### WORK TO COMPLETE
Answer these from the excerpt below on EGL's income tax returns:
1. Whose tax audit does the excerpt name as having begun before Michael Binetter started acting as a de facto director of EGL?
2. Who is identified as the public officer in several of the returns?
3. For which years' returns is Andrew Binetter found to have caused EGL to claim the deductible expenses?

### SOURCE EXTRACT

That inference is supported by my earlier conclusion that
Michael Binetter held the role of authorised person rather than director
in
connection with BCI. Accordingly, I consider it more likely than not that the
1996 to 2000 income tax returns were lodged with
Michael Binetter’s
approval of their contents.
- I
find that Michael Binetter commenced to act as a de facto director of EGL after
the commencement of the ATO tax audit and, in that
role (with Andrew Binetter),
caused the lodgement of EGL’s 2001 to 2008 income tax returns.
- I
do not find that Gary Binetter played any role in the lodgement or approval of
any of EGL’s income tax returns.
- Based
on these conclusions and the various signatures on the tax returns and the
identification of Erwin Binetter as the public officer
in several returns, below
the declaration as to truthfulness and correctness of the returns, I find that
the following respondents
caused EGL to claim the deductible expenses claimed in
the following income tax returns:
(1) Erwin Binetter, for the 1992 to 2000 income tax
returns;
(2) Emil Binetter, for the 1992 to 2000 income tax returns;
(3) Andrew Binetter, for the 2001 to 2008 income tax returns;
(4) Michael Binetter, for the 1996 to 2008 income tax
returns.

### EXTRACTED RECORDS
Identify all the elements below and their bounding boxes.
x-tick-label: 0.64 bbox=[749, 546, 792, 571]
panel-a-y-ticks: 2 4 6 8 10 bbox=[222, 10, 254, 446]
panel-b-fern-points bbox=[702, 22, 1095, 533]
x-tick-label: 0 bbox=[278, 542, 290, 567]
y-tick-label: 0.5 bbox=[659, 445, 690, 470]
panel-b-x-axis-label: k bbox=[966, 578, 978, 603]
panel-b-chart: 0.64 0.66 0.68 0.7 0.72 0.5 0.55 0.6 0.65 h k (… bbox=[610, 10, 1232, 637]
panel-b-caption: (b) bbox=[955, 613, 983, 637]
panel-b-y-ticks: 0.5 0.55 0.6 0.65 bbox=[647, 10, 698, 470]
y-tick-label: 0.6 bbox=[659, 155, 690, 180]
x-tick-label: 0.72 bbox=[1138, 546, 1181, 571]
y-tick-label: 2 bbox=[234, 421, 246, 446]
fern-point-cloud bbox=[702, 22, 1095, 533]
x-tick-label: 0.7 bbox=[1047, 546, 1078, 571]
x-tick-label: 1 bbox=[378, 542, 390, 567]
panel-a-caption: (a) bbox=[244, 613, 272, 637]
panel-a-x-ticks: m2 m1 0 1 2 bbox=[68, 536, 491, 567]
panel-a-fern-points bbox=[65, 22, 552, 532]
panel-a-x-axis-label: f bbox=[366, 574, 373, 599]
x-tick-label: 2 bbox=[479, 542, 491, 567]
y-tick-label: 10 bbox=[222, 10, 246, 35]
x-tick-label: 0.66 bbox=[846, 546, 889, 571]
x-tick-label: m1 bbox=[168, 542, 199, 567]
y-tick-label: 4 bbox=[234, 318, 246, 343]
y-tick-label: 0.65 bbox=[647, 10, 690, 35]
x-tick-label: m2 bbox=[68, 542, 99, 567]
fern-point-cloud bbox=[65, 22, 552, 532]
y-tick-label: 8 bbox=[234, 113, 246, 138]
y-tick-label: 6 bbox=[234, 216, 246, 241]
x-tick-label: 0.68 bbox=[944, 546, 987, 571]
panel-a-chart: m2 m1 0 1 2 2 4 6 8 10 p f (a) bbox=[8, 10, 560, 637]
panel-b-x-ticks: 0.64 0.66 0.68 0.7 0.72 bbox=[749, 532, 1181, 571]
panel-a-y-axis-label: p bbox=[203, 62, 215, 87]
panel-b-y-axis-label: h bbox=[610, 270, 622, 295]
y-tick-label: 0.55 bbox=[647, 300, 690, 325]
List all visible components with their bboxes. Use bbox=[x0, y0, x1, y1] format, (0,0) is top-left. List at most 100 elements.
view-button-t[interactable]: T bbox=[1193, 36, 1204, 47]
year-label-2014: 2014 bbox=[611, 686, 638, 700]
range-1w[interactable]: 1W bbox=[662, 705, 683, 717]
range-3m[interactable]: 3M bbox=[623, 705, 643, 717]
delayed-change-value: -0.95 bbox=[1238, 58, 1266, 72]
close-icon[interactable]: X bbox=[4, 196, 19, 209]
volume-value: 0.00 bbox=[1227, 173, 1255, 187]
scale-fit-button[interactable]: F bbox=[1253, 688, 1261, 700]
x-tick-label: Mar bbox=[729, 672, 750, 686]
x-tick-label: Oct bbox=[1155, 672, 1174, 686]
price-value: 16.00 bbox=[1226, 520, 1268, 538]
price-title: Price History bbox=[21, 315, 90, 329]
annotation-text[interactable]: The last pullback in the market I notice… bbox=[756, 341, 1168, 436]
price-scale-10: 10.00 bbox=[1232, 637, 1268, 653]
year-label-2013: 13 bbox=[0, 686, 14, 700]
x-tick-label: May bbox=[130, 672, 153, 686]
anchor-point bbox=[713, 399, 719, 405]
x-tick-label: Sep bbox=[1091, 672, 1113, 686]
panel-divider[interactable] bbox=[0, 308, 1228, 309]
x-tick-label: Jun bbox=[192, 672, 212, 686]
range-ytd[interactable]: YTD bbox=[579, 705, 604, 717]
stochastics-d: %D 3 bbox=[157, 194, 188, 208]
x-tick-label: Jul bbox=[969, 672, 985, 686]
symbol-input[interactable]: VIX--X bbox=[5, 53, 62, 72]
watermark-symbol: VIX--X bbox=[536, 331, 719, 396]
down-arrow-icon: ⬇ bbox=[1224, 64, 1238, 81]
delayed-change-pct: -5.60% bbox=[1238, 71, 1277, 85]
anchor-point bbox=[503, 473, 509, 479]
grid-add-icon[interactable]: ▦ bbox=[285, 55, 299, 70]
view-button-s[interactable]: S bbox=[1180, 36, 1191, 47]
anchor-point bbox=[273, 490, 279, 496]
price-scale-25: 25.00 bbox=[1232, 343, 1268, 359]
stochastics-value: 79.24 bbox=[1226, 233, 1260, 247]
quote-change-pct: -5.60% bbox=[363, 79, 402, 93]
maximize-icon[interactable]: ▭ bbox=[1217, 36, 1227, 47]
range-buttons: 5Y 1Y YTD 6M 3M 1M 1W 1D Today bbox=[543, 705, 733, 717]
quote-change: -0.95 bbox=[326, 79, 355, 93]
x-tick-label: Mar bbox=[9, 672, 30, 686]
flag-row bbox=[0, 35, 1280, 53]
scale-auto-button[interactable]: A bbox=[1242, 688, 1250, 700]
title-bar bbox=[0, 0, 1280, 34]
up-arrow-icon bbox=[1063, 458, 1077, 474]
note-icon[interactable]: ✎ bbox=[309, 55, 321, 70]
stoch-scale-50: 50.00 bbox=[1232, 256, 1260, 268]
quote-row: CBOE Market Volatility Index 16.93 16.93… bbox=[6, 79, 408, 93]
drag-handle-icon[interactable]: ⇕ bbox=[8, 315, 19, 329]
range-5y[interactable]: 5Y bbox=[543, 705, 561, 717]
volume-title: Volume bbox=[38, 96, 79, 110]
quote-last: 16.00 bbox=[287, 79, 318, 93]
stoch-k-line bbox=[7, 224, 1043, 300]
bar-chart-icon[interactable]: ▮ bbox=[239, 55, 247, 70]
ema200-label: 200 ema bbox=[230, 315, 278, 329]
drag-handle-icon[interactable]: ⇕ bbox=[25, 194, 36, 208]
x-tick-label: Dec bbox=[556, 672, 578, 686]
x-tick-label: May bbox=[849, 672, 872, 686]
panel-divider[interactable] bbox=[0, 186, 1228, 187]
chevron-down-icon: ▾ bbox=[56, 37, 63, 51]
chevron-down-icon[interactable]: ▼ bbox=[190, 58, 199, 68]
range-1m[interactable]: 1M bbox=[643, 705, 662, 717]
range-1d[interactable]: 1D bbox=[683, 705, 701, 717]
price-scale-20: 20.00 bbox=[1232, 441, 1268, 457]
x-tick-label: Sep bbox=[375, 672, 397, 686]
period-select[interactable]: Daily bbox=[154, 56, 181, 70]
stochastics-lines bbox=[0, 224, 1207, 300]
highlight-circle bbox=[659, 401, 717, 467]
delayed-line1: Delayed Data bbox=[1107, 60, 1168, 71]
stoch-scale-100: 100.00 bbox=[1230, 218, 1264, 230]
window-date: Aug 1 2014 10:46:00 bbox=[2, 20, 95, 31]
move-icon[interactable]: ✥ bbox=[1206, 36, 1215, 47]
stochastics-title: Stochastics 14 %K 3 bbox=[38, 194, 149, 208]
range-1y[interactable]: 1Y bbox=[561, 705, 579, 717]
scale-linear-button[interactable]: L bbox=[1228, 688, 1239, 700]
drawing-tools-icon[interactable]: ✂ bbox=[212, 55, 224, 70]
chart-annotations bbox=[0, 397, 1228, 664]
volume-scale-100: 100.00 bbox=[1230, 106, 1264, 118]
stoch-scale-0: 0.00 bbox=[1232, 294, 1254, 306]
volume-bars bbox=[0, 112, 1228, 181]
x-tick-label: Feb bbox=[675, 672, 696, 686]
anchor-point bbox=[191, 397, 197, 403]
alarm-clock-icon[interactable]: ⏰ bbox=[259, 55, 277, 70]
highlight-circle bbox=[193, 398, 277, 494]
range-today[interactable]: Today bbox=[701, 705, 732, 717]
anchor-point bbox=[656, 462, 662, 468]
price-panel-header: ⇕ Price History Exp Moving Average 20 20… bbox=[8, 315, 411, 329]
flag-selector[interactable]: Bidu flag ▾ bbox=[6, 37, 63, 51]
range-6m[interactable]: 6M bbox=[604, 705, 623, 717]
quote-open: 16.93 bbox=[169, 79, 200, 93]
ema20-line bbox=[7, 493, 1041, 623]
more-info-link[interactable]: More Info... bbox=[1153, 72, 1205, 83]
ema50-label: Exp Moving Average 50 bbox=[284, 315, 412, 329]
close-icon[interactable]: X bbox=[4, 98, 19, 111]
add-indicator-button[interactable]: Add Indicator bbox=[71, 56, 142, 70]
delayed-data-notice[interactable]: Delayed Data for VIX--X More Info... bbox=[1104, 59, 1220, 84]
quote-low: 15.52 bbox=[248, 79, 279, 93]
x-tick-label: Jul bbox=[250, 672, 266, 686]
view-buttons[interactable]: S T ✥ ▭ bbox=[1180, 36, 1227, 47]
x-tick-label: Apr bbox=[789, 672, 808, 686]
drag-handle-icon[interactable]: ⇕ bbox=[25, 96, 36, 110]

### ANSWER TO THE PROBLEM
1. The ATO
2. Erwin Binetter
3. The 2001 to 2008 income tax returns